**Stated exercise:** Can you write out all of the material below, word for word?

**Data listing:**

↓

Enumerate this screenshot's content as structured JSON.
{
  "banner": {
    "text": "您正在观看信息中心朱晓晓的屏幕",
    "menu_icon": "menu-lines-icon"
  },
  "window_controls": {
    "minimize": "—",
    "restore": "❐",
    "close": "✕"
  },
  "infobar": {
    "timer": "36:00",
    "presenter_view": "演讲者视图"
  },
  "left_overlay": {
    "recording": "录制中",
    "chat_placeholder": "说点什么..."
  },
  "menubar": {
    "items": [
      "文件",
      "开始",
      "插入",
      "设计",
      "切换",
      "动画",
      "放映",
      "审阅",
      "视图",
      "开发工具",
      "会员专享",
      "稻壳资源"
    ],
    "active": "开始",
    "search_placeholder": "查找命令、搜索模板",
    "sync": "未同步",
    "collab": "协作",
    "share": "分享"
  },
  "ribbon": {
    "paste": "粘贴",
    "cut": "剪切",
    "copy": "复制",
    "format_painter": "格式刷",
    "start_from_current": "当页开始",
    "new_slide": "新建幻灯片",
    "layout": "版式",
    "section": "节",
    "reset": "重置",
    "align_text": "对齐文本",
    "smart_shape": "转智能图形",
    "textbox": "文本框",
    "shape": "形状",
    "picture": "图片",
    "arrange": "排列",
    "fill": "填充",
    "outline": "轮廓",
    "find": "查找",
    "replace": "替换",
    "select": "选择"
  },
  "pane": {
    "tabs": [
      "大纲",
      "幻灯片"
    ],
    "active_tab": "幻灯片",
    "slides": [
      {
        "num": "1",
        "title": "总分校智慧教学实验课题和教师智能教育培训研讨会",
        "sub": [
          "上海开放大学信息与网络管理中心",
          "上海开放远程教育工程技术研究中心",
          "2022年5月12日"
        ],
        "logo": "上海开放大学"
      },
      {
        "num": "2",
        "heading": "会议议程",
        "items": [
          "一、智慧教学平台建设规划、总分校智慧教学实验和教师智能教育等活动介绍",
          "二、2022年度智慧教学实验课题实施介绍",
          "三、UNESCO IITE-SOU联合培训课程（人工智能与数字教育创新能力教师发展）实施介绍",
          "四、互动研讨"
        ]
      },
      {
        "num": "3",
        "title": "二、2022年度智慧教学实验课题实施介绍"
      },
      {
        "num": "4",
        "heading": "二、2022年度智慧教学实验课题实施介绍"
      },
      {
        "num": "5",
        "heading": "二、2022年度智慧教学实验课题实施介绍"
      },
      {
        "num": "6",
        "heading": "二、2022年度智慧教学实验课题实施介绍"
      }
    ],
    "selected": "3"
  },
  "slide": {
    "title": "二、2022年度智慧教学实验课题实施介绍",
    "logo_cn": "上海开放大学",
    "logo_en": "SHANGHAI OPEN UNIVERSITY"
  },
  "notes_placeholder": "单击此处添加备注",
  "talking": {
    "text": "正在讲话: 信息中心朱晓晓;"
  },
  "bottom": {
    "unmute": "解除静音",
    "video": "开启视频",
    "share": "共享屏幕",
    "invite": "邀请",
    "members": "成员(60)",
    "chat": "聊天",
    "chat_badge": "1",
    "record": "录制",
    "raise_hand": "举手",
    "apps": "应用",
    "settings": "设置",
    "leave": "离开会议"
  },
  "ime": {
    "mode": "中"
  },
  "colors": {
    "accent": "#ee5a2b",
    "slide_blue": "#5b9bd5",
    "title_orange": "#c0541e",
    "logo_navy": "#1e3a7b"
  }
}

↑

**The reply:**
Enumerate this screenshot's content as structured JSON.
{
  "banner": {
    "text": "您正在观看信息中心朱晓晓的屏幕",
    "menu_icon": "menu-lines-icon"
  },
  "window_controls": {
    "minimize": "—",
    "restore": "❐",
    "close": "✕"
  },
  "infobar": {
    "timer": "36:00",
    "presenter_view": "演讲者视图"
  },
  "left_overlay": {
    "recording": "录制中",
    "chat_placeholder": "说点什么..."
  },
  "menubar": {
    "items": [
      "文件",
      "开始",
      "插入",
      "设计",
      "切换",
      "动画",
      "放映",
      "审阅",
      "视图",
      "开发工具",
      "会员专享",
      "稻壳资源"
    ],
    "active": "开始",
    "search_placeholder": "查找命令、搜索模板",
    "sync": "未同步",
    "collab": "协作",
    "share": "分享"
  },
  "ribbon": {
    "paste": "粘贴",
    "cut": "剪切",
    "copy": "复制",
    "format_painter": "格式刷",
    "start_from_current": "当页开始",
    "new_slide": "新建幻灯片",
    "layout": "版式",
    "section": "节",
    "reset": "重置",
    "align_text": "对齐文本",
    "smart_shape": "转智能图形",
    "textbox": "文本框",
    "shape": "形状",
    "picture": "图片",
    "arrange": "排列",
    "fill": "填充",
    "outline": "轮廓",
    "find": "查找",
    "replace": "替换",
    "select": "选择"
  },
  "pane": {
    "tabs": [
      "大纲",
      "幻灯片"
    ],
    "active_tab": "幻灯片",
    "slides": [
      {
        "num": "1",
        "title": "总分校智慧教学实验课题和教师智能教育培训研讨会",
        "sub": [
          "上海开放大学信息与网络管理中心",
          "上海开放远程教育工程技术研究中心",
          "2022年5月12日"
        ],
        "logo": "上海开放大学"
      },
      {
        "num": "2",
        "heading": "会议议程",
        "items": [
          "一、智慧教学平台建设规划、总分校智慧教学实验和教师智能教育等活动介绍",
          "二、2022年度智慧教学实验课题实施介绍",
          "三、UNESCO IITE-SOU联合培训课程（人工智能与数字教育创新能力教师发展）实施介绍",
          "四、互动研讨"
        ]
      },
      {
        "num": "3",
        "title": "二、2022年度智慧教学实验课题实施介绍"
      },
      {
        "num": "4",
        "heading": "二、2022年度智慧教学实验课题实施介绍"
      },
      {
        "num": "5",
        "heading": "二、2022年度智慧教学实验课题实施介绍"
      },
      {
        "num": "6",
        "heading": "二、2022年度智慧教学实验课题实施介绍"
      }
    ],
    "selected": "3"
  },
  "slide": {
    "title": "二、2022年度智慧教学实验课题实施介绍",
    "logo_cn": "上海开放大学",
    "logo_en": "SHANGHAI OPEN UNIVERSITY"
  },
  "notes_placeholder": "单击此处添加备注",
  "talking": {
    "text": "正在讲话: 信息中心朱晓晓;"
  },
  "bottom": {
    "unmute": "解除静音",
    "video": "开启视频",
    "share": "共享屏幕",
    "invite": "邀请",
    "members": "成员(60)",
    "chat": "聊天",
    "chat_badge": "1",
    "record": "录制",
    "raise_hand": "举手",
    "apps": "应用",
    "settings": "设置",
    "leave": "离开会议"
  },
  "ime": {
    "mode": "中"
  },
  "colors": {
    "accent": "#ee5a2b",
    "slide_blue": "#5b9bd5",
    "title_orange": "#c0541e",
    "logo_navy": "#1e3a7b"
  }
}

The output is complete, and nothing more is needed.